-- start Records shown --
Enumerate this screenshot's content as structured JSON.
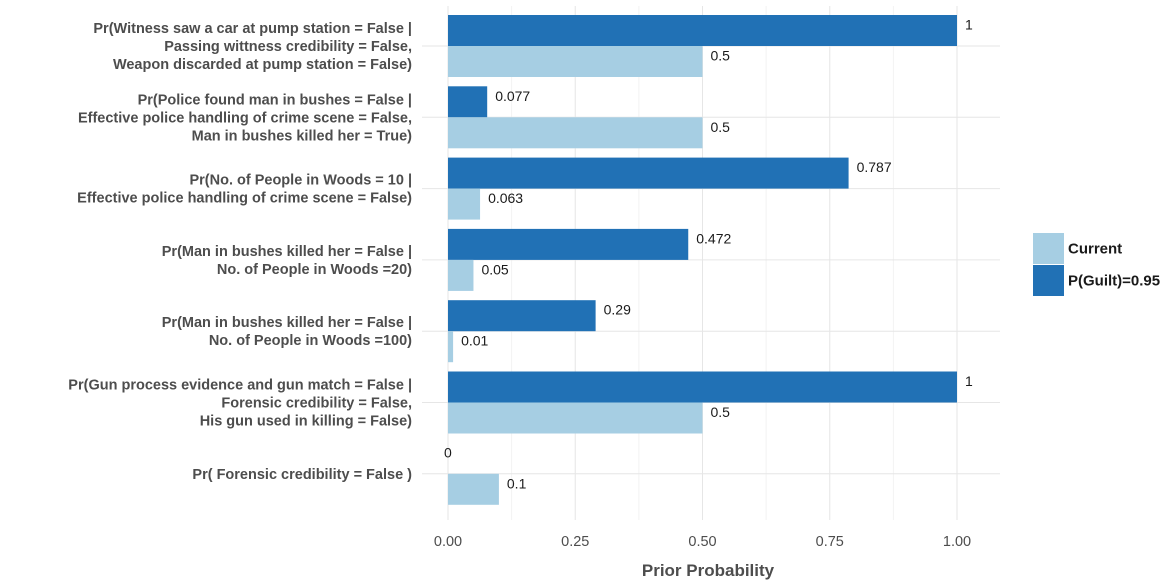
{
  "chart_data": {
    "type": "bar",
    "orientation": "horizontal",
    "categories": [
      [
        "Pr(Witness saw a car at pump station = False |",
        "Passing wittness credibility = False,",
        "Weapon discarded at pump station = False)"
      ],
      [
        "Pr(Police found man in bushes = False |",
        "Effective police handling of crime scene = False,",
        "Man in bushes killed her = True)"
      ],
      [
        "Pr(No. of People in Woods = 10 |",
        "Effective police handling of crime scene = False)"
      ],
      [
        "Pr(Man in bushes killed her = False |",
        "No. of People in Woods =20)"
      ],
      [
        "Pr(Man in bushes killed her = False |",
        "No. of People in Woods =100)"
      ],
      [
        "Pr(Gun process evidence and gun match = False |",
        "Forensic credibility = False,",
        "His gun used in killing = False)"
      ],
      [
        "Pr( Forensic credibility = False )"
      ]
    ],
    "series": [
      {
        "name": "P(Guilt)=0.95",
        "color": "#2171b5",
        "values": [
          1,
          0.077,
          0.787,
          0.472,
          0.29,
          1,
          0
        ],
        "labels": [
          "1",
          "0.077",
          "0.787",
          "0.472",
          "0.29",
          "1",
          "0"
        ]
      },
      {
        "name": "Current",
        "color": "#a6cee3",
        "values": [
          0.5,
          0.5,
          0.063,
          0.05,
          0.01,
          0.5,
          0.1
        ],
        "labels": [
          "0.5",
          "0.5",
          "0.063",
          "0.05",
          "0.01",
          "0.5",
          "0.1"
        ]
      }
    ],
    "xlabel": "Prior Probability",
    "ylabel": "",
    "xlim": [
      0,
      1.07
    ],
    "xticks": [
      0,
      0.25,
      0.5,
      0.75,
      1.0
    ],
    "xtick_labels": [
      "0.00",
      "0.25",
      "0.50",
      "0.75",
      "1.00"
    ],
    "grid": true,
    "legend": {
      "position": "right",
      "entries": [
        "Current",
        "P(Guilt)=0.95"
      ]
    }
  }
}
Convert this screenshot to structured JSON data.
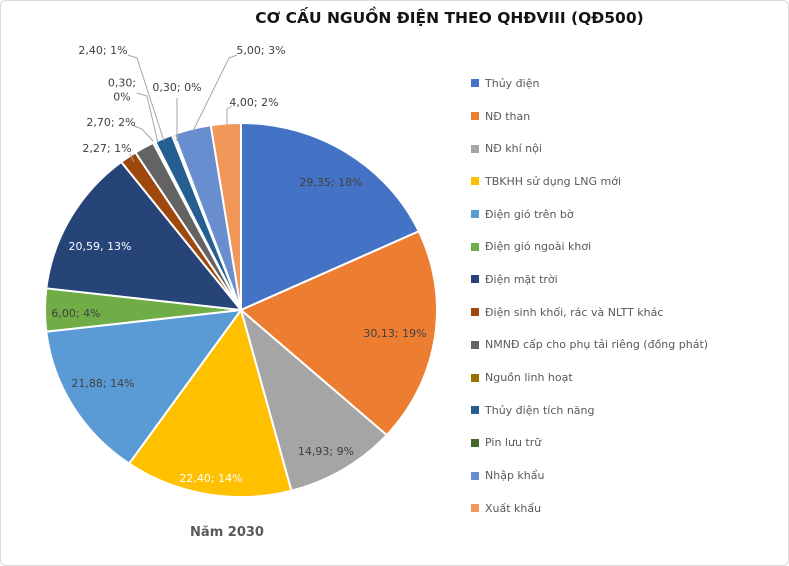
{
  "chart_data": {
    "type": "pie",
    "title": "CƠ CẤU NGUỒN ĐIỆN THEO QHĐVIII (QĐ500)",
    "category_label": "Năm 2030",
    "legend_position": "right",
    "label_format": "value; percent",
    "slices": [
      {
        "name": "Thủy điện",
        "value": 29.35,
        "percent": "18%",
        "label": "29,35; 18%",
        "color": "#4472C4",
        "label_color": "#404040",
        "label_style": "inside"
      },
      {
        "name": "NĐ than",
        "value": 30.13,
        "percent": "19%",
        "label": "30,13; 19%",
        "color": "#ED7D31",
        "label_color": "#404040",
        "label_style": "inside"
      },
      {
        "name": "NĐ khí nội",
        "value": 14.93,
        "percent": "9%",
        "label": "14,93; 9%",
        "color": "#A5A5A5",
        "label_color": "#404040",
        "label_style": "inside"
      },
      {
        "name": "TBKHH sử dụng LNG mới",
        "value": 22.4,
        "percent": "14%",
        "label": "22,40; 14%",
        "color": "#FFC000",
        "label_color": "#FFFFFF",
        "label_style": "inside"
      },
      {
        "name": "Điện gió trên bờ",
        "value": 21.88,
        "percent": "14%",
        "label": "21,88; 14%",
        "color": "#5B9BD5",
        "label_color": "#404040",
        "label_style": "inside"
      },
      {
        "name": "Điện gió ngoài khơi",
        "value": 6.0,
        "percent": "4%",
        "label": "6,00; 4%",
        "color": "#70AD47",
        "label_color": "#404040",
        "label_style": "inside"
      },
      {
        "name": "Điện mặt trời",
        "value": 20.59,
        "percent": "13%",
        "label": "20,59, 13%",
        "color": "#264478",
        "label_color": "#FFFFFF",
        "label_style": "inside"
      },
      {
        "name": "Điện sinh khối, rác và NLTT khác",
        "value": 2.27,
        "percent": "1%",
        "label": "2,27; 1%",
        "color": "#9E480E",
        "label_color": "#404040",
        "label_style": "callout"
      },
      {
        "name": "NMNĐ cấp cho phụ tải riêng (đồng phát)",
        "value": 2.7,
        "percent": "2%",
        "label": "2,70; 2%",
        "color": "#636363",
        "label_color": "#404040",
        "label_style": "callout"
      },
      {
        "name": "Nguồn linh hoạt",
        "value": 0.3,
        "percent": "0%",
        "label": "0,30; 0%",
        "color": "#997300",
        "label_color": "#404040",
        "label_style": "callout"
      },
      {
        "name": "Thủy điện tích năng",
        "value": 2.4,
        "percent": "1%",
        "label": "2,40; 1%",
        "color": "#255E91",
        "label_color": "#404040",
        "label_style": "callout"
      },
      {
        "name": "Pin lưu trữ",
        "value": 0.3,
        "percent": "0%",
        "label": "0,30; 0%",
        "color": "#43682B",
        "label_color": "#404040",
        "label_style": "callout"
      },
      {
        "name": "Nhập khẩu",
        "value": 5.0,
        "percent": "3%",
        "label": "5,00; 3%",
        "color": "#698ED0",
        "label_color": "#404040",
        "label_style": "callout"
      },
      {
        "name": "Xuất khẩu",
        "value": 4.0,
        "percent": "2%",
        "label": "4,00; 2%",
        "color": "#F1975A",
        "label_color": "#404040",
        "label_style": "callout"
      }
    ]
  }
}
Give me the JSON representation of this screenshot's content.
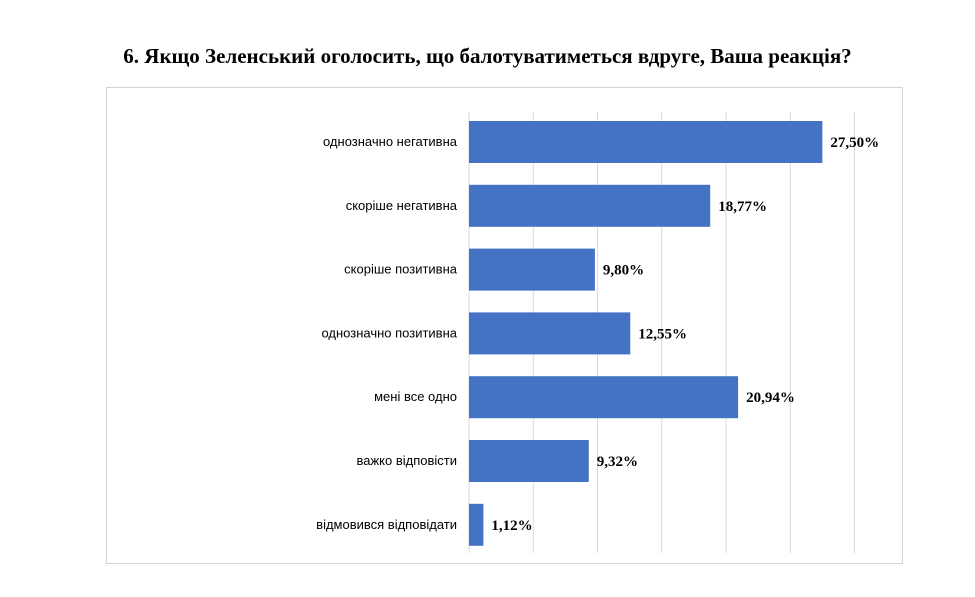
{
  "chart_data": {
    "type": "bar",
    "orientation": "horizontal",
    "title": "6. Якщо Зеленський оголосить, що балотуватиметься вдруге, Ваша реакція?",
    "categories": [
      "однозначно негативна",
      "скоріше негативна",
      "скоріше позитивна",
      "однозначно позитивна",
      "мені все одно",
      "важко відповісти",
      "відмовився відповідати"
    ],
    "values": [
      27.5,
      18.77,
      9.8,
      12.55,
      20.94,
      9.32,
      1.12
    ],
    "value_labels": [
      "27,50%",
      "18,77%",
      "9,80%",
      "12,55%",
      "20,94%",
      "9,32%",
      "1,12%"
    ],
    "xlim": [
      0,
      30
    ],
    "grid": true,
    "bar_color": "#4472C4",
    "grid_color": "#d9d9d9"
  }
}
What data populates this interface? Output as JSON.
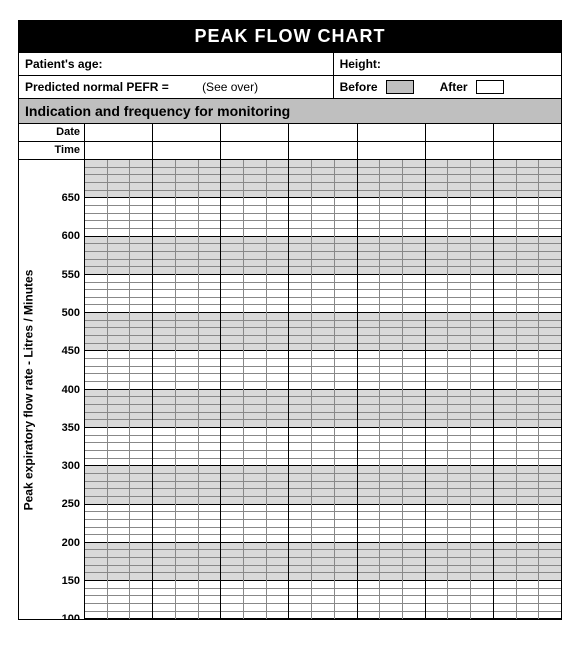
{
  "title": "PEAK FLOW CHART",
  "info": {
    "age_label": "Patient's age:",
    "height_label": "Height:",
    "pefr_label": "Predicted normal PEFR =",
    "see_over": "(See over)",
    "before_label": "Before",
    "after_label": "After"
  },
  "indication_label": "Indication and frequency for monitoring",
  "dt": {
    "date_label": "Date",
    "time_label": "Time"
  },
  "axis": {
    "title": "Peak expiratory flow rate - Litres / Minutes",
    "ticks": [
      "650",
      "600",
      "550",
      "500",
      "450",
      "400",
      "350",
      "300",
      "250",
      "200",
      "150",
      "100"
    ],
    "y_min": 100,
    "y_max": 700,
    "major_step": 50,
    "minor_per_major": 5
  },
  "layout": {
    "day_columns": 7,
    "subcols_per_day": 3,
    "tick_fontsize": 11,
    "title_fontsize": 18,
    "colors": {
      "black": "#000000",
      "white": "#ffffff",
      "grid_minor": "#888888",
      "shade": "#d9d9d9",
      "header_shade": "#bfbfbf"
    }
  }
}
-- end Records shown --
Nothing but the lines from the one holding "What data populates" to the end of the entries above should be echoed, exactly and with both ends included; omit the pictures.

**Task solution:**
What data populates this interface? Output as JSON.
{
  "title": "PEAK FLOW CHART",
  "info": {
    "age_label": "Patient's age:",
    "height_label": "Height:",
    "pefr_label": "Predicted normal PEFR =",
    "see_over": "(See over)",
    "before_label": "Before",
    "after_label": "After"
  },
  "indication_label": "Indication and frequency for monitoring",
  "dt": {
    "date_label": "Date",
    "time_label": "Time"
  },
  "axis": {
    "title": "Peak expiratory flow rate - Litres / Minutes",
    "ticks": [
      "650",
      "600",
      "550",
      "500",
      "450",
      "400",
      "350",
      "300",
      "250",
      "200",
      "150",
      "100"
    ],
    "y_min": 100,
    "y_max": 700,
    "major_step": 50,
    "minor_per_major": 5
  },
  "layout": {
    "day_columns": 7,
    "subcols_per_day": 3,
    "tick_fontsize": 11,
    "title_fontsize": 18,
    "colors": {
      "black": "#000000",
      "white": "#ffffff",
      "grid_minor": "#888888",
      "shade": "#d9d9d9",
      "header_shade": "#bfbfbf"
    }
  }
}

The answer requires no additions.